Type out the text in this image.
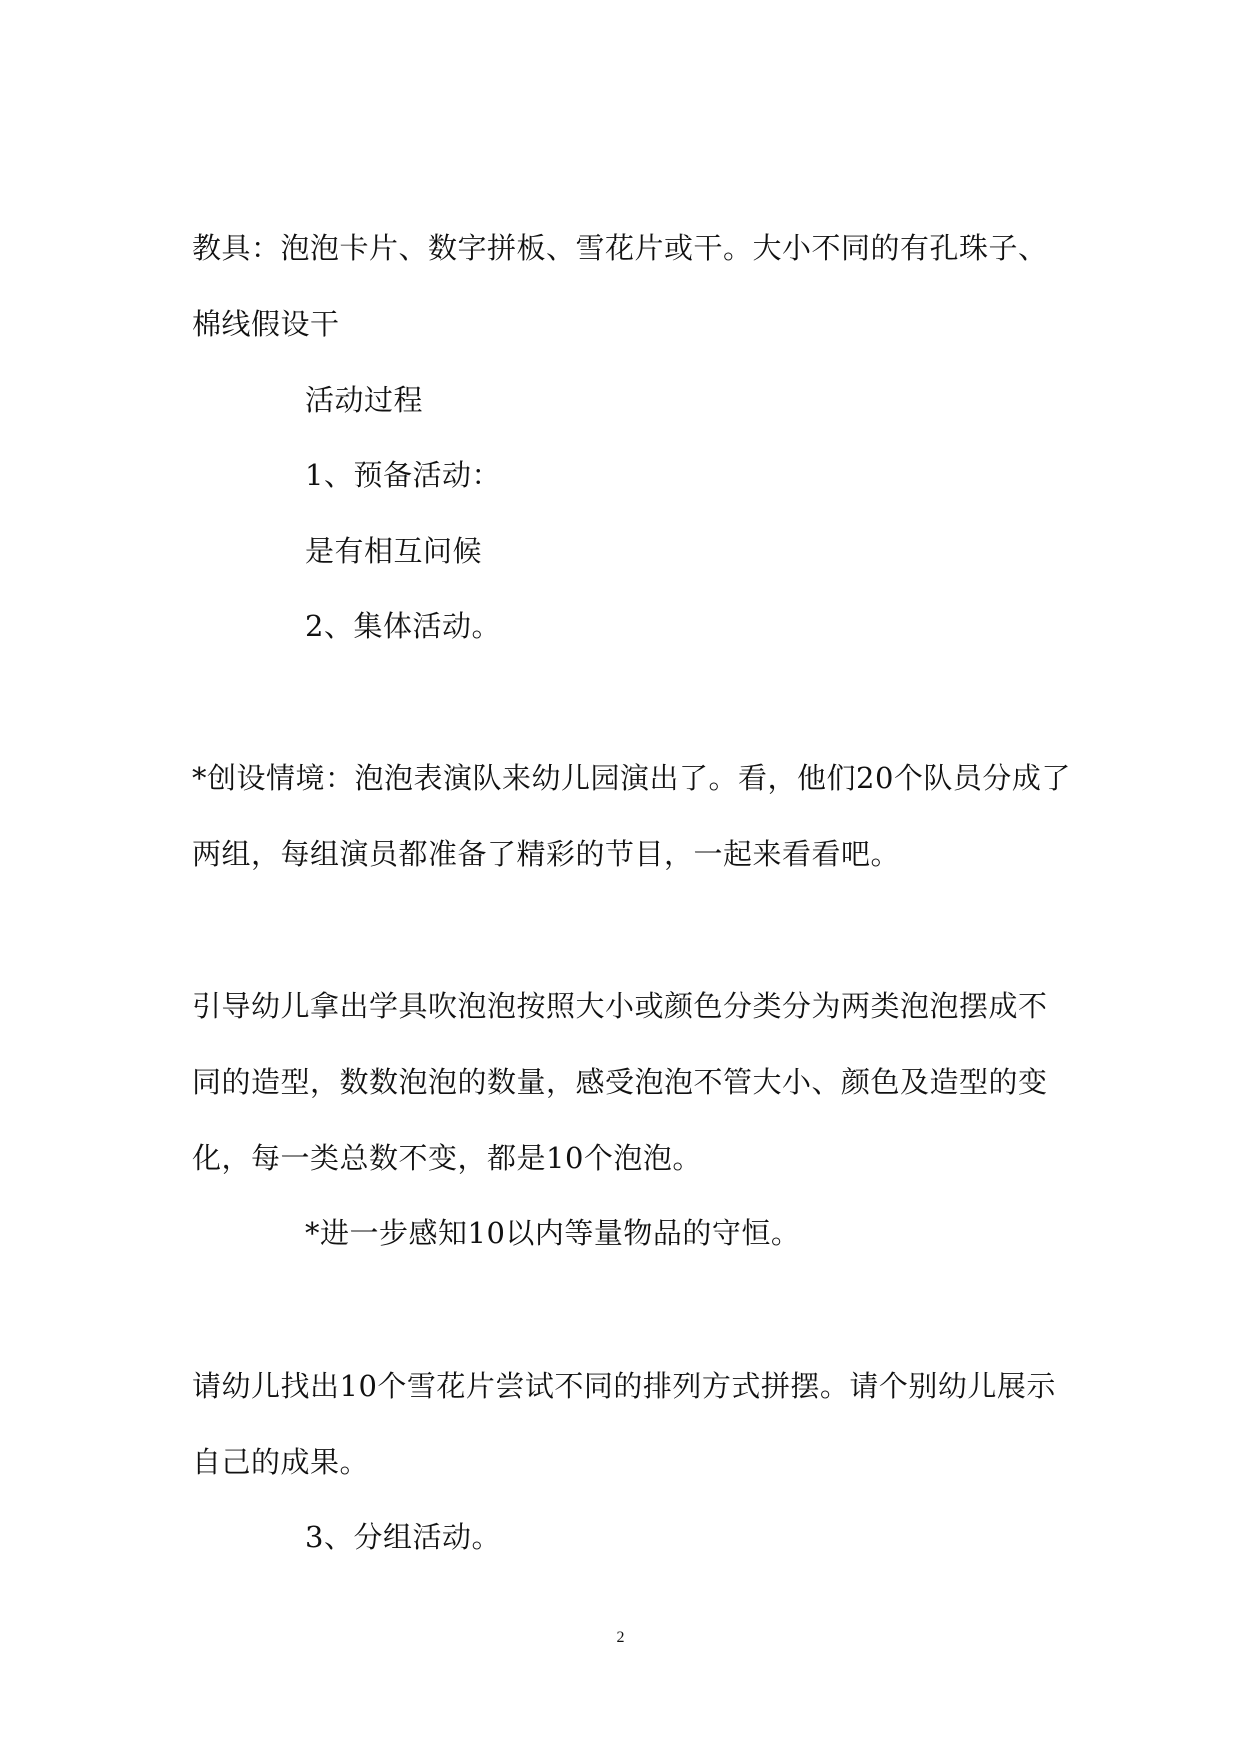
教具：泡泡卡片、数字拼板、雪花片或干。大小不同的有孔珠子、
棉线假设干
活动过程
1、预备活动：
是有相互问候
2、集体活动。
*创设情境：泡泡表演队来幼儿园演出了。看，他们20个队员分成了
两组，每组演员都准备了精彩的节目，一起来看看吧。
引导幼儿拿出学具吹泡泡按照大小或颜色分类分为两类泡泡摆成不
同的造型，数数泡泡的数量，感受泡泡不管大小、颜色及造型的变
化，每一类总数不变，都是10个泡泡。
*进一步感知10以内等量物品的守恒。
请幼儿找出10个雪花片尝试不同的排列方式拼摆。请个别幼儿展示
自己的成果。
3、分组活动。
2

-.-.-

#### [Short exercise]
Exclude the images and reproduce the remaining data exactly.

#### [Written reply]
Type out the text in this image.
教具：泡泡卡片、数字拼板、雪花片或干。大小不同的有孔珠子、
棉线假设干
活动过程
1、预备活动：
是有相互问候
2、集体活动。
*创设情境：泡泡表演队来幼儿园演出了。看，他们20个队员分成了
两组，每组演员都准备了精彩的节目，一起来看看吧。
引导幼儿拿出学具吹泡泡按照大小或颜色分类分为两类泡泡摆成不
同的造型，数数泡泡的数量，感受泡泡不管大小、颜色及造型的变
化，每一类总数不变，都是10个泡泡。
*进一步感知10以内等量物品的守恒。
请幼儿找出10个雪花片尝试不同的排列方式拼摆。请个别幼儿展示
自己的成果。
3、分组活动。
2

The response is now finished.